AIM OF THE EXERCISE: Give only the number of lines that include the string "title".

begin LISTED ENTRIES

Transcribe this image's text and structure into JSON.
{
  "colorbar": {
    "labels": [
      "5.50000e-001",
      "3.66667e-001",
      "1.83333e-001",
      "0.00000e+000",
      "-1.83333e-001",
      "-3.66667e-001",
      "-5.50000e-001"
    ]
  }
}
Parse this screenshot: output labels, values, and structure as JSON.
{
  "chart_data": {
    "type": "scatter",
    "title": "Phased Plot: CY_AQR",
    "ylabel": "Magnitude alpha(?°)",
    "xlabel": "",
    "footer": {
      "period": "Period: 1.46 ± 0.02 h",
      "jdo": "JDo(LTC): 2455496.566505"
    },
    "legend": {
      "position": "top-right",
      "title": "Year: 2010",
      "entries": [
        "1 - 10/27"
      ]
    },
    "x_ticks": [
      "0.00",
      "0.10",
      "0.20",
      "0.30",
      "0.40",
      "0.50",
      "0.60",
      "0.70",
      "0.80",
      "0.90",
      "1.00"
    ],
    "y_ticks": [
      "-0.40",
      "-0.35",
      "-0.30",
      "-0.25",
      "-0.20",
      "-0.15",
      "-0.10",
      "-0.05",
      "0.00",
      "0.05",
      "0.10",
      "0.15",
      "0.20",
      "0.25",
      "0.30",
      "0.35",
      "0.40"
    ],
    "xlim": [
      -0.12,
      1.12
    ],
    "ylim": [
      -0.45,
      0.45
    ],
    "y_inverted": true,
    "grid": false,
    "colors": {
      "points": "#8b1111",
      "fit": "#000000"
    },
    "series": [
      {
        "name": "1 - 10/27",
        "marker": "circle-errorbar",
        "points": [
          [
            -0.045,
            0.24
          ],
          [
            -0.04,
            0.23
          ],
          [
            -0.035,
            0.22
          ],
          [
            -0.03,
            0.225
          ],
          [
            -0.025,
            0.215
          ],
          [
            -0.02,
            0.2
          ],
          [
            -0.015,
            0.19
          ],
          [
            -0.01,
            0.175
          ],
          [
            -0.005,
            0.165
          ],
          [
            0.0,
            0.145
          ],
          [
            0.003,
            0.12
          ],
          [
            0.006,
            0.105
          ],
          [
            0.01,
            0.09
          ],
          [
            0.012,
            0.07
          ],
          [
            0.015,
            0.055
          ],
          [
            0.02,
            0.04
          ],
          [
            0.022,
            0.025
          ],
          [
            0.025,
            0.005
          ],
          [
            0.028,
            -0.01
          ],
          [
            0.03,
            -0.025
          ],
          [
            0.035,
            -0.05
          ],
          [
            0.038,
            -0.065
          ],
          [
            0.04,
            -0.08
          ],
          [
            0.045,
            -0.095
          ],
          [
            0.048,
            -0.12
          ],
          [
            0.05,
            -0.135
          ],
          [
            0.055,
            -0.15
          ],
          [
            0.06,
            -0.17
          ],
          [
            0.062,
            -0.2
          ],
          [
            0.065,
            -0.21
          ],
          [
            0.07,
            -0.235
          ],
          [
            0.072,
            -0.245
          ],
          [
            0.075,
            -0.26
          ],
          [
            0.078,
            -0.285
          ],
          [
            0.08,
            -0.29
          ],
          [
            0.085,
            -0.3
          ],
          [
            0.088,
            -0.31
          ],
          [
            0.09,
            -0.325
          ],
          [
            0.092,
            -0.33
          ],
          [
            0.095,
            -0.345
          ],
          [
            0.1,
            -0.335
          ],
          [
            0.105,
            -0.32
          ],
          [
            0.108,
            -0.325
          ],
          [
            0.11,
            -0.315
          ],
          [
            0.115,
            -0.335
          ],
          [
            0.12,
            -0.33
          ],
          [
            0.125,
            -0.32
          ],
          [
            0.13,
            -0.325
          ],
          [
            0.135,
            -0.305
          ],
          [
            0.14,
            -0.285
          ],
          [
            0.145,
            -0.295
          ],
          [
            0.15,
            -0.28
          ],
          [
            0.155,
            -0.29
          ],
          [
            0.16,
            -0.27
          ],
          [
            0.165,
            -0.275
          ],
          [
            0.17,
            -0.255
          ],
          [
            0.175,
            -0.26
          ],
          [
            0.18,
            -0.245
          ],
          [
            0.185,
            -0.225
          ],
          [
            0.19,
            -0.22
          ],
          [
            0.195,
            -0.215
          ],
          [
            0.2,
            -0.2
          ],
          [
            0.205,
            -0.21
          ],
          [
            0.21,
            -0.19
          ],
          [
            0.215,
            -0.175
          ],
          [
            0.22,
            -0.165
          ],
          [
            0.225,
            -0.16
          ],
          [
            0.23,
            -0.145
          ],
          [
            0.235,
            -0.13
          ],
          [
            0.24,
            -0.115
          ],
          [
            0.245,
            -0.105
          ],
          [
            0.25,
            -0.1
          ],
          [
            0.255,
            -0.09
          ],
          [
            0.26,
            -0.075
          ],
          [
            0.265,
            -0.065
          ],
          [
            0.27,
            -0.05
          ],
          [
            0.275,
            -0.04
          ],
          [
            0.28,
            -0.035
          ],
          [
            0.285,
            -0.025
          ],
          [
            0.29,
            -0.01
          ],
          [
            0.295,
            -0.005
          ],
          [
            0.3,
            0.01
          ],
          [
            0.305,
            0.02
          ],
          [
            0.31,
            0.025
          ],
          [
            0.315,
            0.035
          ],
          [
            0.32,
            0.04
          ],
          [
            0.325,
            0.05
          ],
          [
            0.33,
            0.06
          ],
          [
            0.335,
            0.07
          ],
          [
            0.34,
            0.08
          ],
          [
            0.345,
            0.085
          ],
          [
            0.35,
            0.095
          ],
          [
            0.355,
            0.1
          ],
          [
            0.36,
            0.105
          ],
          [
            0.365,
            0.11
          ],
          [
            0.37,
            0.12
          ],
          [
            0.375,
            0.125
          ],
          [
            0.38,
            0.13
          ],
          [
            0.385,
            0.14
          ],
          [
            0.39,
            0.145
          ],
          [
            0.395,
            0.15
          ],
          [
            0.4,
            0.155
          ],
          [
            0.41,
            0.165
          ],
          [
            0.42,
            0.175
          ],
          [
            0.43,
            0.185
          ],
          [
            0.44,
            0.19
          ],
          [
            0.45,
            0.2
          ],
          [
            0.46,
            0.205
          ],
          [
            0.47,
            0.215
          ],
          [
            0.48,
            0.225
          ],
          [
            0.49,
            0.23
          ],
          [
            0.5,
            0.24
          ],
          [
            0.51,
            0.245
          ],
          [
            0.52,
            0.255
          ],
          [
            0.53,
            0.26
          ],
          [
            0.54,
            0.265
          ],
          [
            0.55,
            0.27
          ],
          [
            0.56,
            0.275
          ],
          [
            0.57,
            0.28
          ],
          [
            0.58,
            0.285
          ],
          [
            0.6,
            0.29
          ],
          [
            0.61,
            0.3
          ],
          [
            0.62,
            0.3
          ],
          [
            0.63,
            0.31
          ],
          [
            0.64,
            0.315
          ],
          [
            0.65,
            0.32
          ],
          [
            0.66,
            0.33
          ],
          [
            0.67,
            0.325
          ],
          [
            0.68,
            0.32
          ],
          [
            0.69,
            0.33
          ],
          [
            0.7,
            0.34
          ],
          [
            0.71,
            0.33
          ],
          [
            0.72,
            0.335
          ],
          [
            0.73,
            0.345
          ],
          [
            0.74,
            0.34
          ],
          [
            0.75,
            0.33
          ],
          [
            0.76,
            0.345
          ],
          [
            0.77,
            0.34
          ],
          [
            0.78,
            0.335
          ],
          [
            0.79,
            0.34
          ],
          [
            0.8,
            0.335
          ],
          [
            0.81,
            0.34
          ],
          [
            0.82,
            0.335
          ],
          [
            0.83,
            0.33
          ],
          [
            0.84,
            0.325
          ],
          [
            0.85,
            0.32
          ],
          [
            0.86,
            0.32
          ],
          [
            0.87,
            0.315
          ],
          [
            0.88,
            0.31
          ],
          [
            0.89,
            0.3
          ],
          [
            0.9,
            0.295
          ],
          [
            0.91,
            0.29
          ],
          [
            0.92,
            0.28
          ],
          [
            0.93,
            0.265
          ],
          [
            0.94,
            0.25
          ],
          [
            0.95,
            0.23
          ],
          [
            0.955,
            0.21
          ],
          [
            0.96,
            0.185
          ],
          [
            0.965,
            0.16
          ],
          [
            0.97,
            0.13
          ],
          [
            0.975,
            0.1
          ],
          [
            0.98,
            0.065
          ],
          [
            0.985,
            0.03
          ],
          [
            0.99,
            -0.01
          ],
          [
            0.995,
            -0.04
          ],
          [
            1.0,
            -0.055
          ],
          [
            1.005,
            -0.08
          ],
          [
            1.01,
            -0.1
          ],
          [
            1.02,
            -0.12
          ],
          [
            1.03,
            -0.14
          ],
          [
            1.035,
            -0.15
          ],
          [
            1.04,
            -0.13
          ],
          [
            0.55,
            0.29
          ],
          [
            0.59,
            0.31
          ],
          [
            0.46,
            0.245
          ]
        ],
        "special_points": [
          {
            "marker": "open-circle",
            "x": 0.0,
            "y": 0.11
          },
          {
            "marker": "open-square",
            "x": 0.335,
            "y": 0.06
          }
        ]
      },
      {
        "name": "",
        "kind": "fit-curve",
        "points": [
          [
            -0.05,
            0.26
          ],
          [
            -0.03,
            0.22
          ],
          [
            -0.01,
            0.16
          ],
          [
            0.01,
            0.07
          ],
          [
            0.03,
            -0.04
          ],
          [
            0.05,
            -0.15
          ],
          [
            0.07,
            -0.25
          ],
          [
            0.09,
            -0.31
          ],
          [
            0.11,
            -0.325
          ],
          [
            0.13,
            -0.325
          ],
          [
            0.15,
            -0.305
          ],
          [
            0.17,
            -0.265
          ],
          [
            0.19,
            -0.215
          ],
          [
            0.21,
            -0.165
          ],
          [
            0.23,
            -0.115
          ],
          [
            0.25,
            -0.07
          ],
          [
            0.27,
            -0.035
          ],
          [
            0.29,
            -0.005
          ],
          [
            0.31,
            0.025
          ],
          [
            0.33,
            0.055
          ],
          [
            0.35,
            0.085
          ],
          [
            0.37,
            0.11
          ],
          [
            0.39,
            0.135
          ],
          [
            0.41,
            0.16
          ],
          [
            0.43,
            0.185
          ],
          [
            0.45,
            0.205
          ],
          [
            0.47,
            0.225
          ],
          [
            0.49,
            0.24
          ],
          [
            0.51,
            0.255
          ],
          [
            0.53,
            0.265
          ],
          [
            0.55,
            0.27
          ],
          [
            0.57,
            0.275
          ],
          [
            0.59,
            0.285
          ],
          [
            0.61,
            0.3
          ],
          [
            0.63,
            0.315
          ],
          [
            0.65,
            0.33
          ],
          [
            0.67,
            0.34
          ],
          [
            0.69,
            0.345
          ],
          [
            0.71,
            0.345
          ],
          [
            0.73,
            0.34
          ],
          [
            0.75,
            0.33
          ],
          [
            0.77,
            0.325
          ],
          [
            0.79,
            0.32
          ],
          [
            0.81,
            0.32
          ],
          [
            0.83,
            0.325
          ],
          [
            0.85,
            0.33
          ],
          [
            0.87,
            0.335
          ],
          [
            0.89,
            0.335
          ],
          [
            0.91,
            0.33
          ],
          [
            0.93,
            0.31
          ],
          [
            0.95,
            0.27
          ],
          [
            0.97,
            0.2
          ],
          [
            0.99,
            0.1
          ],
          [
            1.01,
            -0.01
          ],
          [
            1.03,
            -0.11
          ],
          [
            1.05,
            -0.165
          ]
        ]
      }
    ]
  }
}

end LISTED ENTRIES

EXERCISE OUTPUT: 2